-- begin Exercise materials --

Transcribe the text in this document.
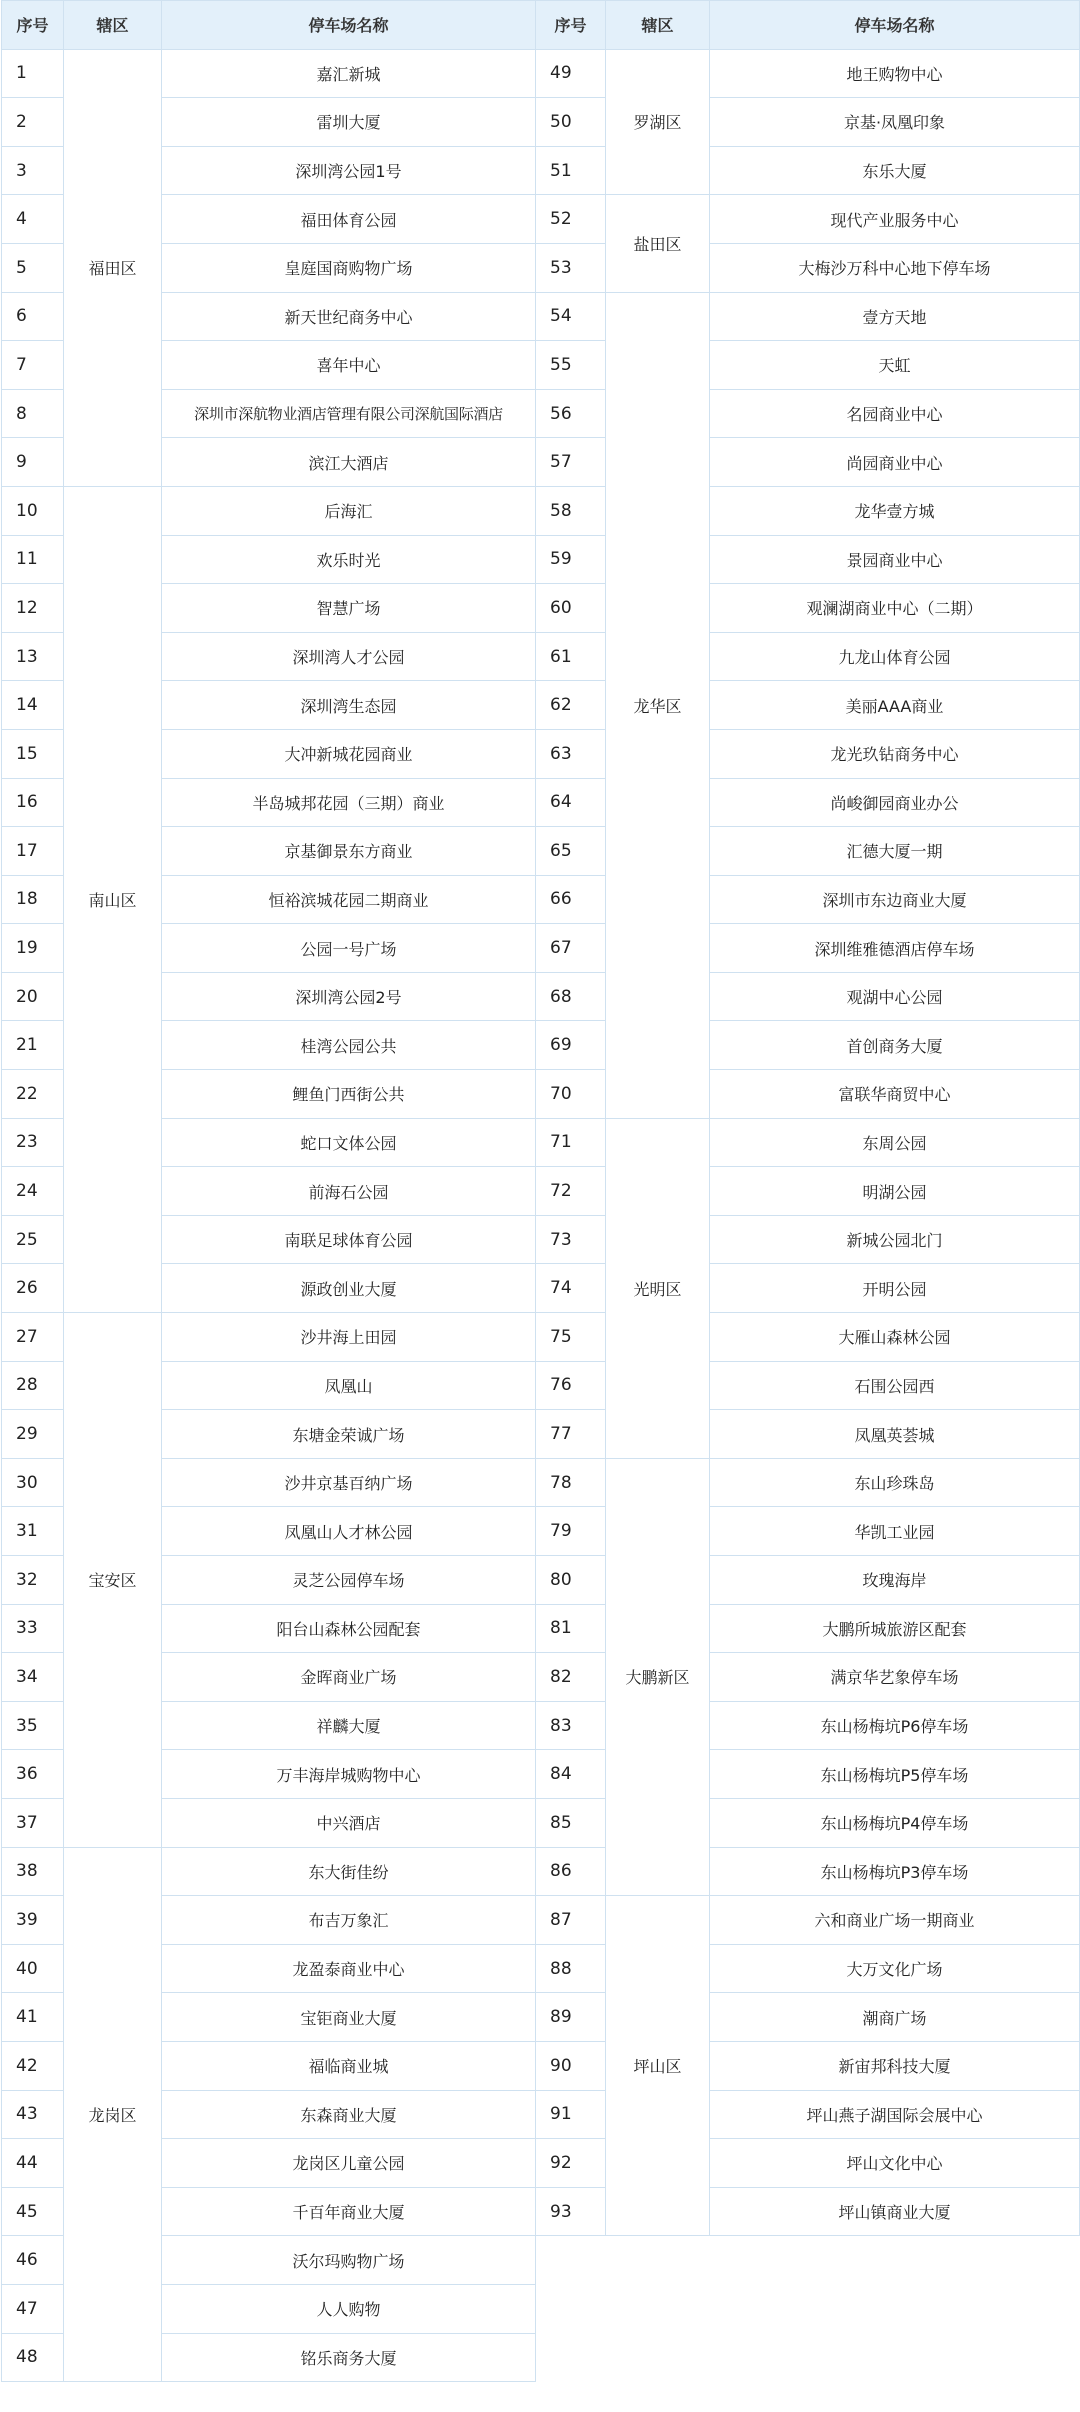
序号	辖区	停车场名称
1	福田区	嘉汇新城
2		雷圳大厦
3		深圳湾公园1号
4		福田体育公园
5		皇庭国商购物广场
6		新天世纪商务中心
7		喜年中心
8		深圳市深航物业酒店管理有限公司深航国际酒店
9		滨江大酒店
10	南山区	后海汇
11		欢乐时光
12		智慧广场
13		深圳湾人才公园
14		深圳湾生态园
15		大冲新城花园商业
16		半岛城邦花园（三期）商业
17		京基御景东方商业
18		恒裕滨城花园二期商业
19		公园一号广场
20		深圳湾公园2号
21		桂湾公园公共
22		鲤鱼门西街公共
23		蛇口文体公园
24		前海石公园
25		南联足球体育公园
26		源政创业大厦
27	宝安区	沙井海上田园
28		凤凰山
29		东塘金荣诚广场
30		沙井京基百纳广场
31		凤凰山人才林公园
32		灵芝公园停车场
33		阳台山森林公园配套
34		金晖商业广场
35		祥麟大厦
36		万丰海岸城购物中心
37		中兴酒店
38	龙岗区	东大街佳纷
39		布吉万象汇
40		龙盈泰商业中心
41		宝钜商业大厦
42		福临商业城
43		东森商业大厦
44		龙岗区儿童公园
45		千百年商业大厦
46		沃尔玛购物广场
47		人人购物
48		铭乐商务大厦
序号	辖区	停车场名称
49	罗湖区	地王购物中心
50		京基·凤凰印象
51		东乐大厦
52	盐田区	现代产业服务中心
53		大梅沙万科中心地下停车场
54	龙华区	壹方天地
55		天虹
56		名园商业中心
57		尚园商业中心
58		龙华壹方城
59		景园商业中心
60		观澜湖商业中心（二期）
61		九龙山体育公园
62		美丽AAA商业
63		龙光玖钻商务中心
64		尚峻御园商业办公
65		汇德大厦一期
66		深圳市东边商业大厦
67		深圳维雅德酒店停车场
68		观湖中心公园
69		首创商务大厦
70		富联华商贸中心
71	光明区	东周公园
72		明湖公园
73		新城公园北门
74		开明公园
75		大雁山森林公园
76		石围公园西
77		凤凰英荟城
78	大鹏新区	东山珍珠岛
79		华凯工业园
80		玫瑰海岸
81		大鹏所城旅游区配套
82		满京华艺象停车场
83		东山杨梅坑P6停车场
84		东山杨梅坑P5停车场
85		东山杨梅坑P4停车场
86		东山杨梅坑P3停车场
87	坪山区	六和商业广场一期商业
88		大万文化广场
89		潮商广场
90		新宙邦科技大厦
91		坪山燕子湖国际会展中心
92		坪山文化中心
93		坪山镇商业大厦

-- end Exercise materials --

- Stated problem -
Print the whole listing above once more, word for word, without its pictures.

- Answer below -
Transcribe the text in this document.
序号	辖区	停车场名称
1	福田区	嘉汇新城
2		雷圳大厦
3		深圳湾公园1号
4		福田体育公园
5		皇庭国商购物广场
6		新天世纪商务中心
7		喜年中心
8		深圳市深航物业酒店管理有限公司深航国际酒店
9		滨江大酒店
10	南山区	后海汇
11		欢乐时光
12		智慧广场
13		深圳湾人才公园
14		深圳湾生态园
15		大冲新城花园商业
16		半岛城邦花园（三期）商业
17		京基御景东方商业
18		恒裕滨城花园二期商业
19		公园一号广场
20		深圳湾公园2号
21		桂湾公园公共
22		鲤鱼门西街公共
23		蛇口文体公园
24		前海石公园
25		南联足球体育公园
26		源政创业大厦
27	宝安区	沙井海上田园
28		凤凰山
29		东塘金荣诚广场
30		沙井京基百纳广场
31		凤凰山人才林公园
32		灵芝公园停车场
33		阳台山森林公园配套
34		金晖商业广场
35		祥麟大厦
36		万丰海岸城购物中心
37		中兴酒店
38	龙岗区	东大街佳纷
39		布吉万象汇
40		龙盈泰商业中心
41		宝钜商业大厦
42		福临商业城
43		东森商业大厦
44		龙岗区儿童公园
45		千百年商业大厦
46		沃尔玛购物广场
47		人人购物
48		铭乐商务大厦
序号	辖区	停车场名称
49	罗湖区	地王购物中心
50		京基·凤凰印象
51		东乐大厦
52	盐田区	现代产业服务中心
53		大梅沙万科中心地下停车场
54	龙华区	壹方天地
55		天虹
56		名园商业中心
57		尚园商业中心
58		龙华壹方城
59		景园商业中心
60		观澜湖商业中心（二期）
61		九龙山体育公园
62		美丽AAA商业
63		龙光玖钻商务中心
64		尚峻御园商业办公
65		汇德大厦一期
66		深圳市东边商业大厦
67		深圳维雅德酒店停车场
68		观湖中心公园
69		首创商务大厦
70		富联华商贸中心
71	光明区	东周公园
72		明湖公园
73		新城公园北门
74		开明公园
75		大雁山森林公园
76		石围公园西
77		凤凰英荟城
78	大鹏新区	东山珍珠岛
79		华凯工业园
80		玫瑰海岸
81		大鹏所城旅游区配套
82		满京华艺象停车场
83		东山杨梅坑P6停车场
84		东山杨梅坑P5停车场
85		东山杨梅坑P4停车场
86		东山杨梅坑P3停车场
87	坪山区	六和商业广场一期商业
88		大万文化广场
89		潮商广场
90		新宙邦科技大厦
91		坪山燕子湖国际会展中心
92		坪山文化中心
93		坪山镇商业大厦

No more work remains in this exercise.